Short problem ::
Copy out all lines carrying the word "giới".

=-=-=-=-=

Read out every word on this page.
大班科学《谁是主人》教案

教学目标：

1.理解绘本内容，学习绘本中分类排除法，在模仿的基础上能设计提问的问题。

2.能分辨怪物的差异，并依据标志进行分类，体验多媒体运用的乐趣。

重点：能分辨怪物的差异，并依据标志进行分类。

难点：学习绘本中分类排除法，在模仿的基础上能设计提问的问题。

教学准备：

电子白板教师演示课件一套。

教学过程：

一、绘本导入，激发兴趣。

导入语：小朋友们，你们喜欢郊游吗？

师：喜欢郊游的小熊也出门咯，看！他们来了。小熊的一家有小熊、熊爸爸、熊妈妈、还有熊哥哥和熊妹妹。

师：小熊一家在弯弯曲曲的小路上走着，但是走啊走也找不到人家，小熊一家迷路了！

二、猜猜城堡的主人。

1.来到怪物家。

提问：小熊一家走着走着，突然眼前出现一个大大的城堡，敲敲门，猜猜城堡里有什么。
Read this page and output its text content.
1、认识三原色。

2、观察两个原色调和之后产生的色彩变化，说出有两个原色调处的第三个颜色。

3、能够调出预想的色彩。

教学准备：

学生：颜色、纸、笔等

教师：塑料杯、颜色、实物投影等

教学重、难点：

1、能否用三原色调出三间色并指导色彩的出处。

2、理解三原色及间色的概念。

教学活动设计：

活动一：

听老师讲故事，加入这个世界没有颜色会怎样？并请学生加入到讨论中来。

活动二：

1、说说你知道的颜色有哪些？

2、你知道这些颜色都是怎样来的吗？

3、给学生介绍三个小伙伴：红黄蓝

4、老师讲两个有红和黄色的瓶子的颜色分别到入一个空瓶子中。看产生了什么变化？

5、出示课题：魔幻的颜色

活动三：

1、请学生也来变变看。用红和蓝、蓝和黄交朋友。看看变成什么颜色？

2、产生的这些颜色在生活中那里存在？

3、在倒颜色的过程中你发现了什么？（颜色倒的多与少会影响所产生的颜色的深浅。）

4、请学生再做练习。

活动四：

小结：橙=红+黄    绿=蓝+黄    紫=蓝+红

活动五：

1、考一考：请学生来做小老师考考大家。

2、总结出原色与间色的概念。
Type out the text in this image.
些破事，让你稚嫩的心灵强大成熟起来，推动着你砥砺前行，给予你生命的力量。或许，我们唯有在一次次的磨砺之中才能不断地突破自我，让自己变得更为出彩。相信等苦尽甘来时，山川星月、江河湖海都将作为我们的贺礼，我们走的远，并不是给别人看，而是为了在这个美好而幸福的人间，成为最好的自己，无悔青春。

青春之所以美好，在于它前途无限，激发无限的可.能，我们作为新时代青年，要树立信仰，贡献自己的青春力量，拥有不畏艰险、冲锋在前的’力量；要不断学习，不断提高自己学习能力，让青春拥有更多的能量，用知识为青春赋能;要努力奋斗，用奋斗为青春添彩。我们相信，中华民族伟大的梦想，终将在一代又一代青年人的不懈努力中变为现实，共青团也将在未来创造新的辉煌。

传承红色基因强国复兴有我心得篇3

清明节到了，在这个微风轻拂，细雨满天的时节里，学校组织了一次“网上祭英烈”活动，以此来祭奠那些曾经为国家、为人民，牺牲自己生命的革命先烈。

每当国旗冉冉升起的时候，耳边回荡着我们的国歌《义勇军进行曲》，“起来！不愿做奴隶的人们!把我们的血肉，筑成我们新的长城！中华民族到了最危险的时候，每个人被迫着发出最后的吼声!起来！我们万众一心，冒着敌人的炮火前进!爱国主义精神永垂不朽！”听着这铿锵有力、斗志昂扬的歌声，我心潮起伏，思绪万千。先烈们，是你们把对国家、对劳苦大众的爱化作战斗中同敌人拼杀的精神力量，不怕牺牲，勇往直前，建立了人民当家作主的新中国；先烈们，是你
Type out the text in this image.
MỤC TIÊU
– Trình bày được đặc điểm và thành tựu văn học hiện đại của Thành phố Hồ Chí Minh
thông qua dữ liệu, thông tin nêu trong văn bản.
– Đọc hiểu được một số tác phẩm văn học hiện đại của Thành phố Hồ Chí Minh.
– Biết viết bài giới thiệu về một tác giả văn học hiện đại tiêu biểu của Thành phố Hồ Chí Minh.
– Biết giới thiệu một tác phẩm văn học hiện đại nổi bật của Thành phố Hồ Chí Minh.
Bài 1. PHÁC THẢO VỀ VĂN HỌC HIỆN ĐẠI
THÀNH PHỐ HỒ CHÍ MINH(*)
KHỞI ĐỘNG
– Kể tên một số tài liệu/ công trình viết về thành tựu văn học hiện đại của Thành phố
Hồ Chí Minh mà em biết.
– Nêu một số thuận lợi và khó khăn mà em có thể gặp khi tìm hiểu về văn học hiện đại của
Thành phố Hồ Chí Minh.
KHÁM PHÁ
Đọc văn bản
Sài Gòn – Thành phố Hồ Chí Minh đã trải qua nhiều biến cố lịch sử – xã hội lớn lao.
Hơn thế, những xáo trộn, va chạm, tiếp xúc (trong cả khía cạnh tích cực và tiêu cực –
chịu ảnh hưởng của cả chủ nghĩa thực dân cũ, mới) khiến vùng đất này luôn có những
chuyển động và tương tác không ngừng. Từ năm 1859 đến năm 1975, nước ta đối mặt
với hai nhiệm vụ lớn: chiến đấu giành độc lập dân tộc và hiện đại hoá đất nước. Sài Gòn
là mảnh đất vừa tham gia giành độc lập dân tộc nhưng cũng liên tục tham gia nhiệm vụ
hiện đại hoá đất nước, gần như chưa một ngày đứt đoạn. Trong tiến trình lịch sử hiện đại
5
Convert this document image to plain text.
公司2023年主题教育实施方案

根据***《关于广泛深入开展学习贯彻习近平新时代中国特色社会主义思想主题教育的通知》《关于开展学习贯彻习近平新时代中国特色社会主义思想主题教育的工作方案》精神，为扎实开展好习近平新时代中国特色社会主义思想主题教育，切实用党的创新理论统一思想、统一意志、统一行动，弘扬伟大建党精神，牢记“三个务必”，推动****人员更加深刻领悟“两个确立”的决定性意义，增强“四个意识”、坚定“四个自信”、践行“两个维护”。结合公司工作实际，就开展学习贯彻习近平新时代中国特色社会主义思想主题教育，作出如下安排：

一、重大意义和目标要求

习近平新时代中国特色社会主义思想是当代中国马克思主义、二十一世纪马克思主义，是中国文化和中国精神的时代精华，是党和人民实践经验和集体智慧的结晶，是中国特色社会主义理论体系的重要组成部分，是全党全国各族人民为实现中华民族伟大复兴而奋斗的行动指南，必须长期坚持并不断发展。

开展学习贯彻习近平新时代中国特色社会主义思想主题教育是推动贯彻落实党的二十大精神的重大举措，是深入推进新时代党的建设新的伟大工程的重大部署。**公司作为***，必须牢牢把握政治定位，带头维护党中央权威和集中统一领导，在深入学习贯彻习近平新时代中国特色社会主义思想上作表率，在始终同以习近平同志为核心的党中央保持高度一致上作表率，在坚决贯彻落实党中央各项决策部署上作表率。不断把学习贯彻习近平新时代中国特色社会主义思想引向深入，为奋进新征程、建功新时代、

=-=-=-=-=

Right answer ::
– Biết viết bài giới thiệu về một tác giả văn học hiện đại tiêu biểu của Thành phố Hồ Chí Minh.
– Biết giới thiệu một tác phẩm văn học hiện đại nổi bật của Thành phố Hồ Chí Minh.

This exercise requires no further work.